Transcribe everything in the data word for word. Pictures are left out.

>> Begin Given data

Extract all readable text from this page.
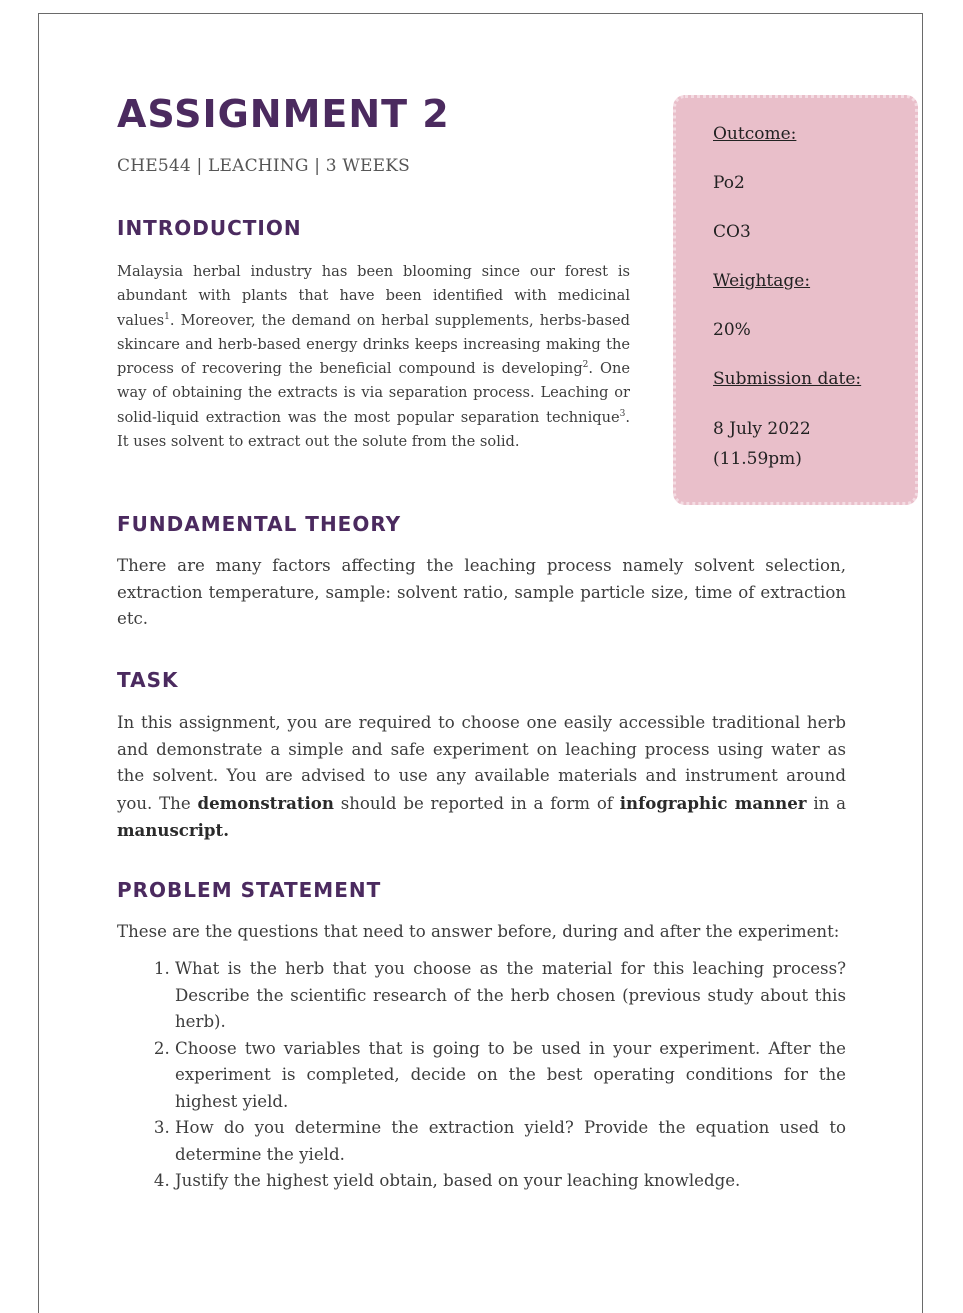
ASSIGNMENT 2
CHE544 | LEACHING | 3 WEEKS
Outcome:
Po2
CO3
Weightage:
20%
Submission date:
8 July 2022
(11.59pm)
INTRODUCTION

Malaysia herbal industry has been blooming since our forest is abundant with plants that have been identified with medicinal values$^1$. Moreover, the demand on herbal supplements, herbs-based skincare and herb-based energy drinks keeps increasing making the process of recovering the beneficial compound is developing$^2$. One way of obtaining the extracts is via separation process. Leaching or solid-liquid extraction was the most popular separation technique$^3$. It uses solvent to extract out the solute from the solid.

FUNDAMENTAL THEORY

There are many factors affecting the leaching process namely solvent selection, extraction temperature, sample: solvent ratio, sample particle size, time of extraction etc.

TASK

In this assignment, you are required to choose one easily accessible traditional herb and demonstrate a simple and safe experiment on leaching process using water as the solvent. You are advised to use any available materials and instrument around you. The demonstration should be reported in a form of infographic manner in a manuscript.

PROBLEM STATEMENT

These are the questions that need to answer before, during and after the experiment:

1. What is the herb that you choose as the material for this leaching process? Describe the scientific research of the herb chosen (previous study about this herb).
2. Choose two variables that is going to be used in your experiment. After the experiment is completed, decide on the best operating conditions for the highest yield.
3. How do you determine the extraction yield? Provide the equation used to determine the yield.
4. Justify the highest yield obtain, based on your leaching knowledge.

>> End Given data

- **In response**
Extract all readable text from this page.
ASSIGNMENT 2
CHE544 | LEACHING | 3 WEEKS
Outcome:
Po2
CO3
Weightage:
20%
Submission date:
8 July 2022
(11.59pm)
INTRODUCTION

Malaysia herbal industry has been blooming since our forest is abundant with plants that have been identified with medicinal values$^1$. Moreover, the demand on herbal supplements, herbs-based skincare and herb-based energy drinks keeps increasing making the process of recovering the beneficial compound is developing$^2$. One way of obtaining the extracts is via separation process. Leaching or solid-liquid extraction was the most popular separation technique$^3$. It uses solvent to extract out the solute from the solid.

FUNDAMENTAL THEORY

There are many factors affecting the leaching process namely solvent selection, extraction temperature, sample: solvent ratio, sample particle size, time of extraction etc.

TASK

In this assignment, you are required to choose one easily accessible traditional herb and demonstrate a simple and safe experiment on leaching process using water as the solvent. You are advised to use any available materials and instrument around you. The demonstration should be reported in a form of infographic manner in a manuscript.

PROBLEM STATEMENT

These are the questions that need to answer before, during and after the experiment:

1. What is the herb that you choose as the material for this leaching process? Describe the scientific research of the herb chosen (previous study about this herb).
2. Choose two variables that is going to be used in your experiment. After the experiment is completed, decide on the best operating conditions for the highest yield.
3. How do you determine the extraction yield? Provide the equation used to determine the yield.
4. Justify the highest yield obtain, based on your leaching knowledge.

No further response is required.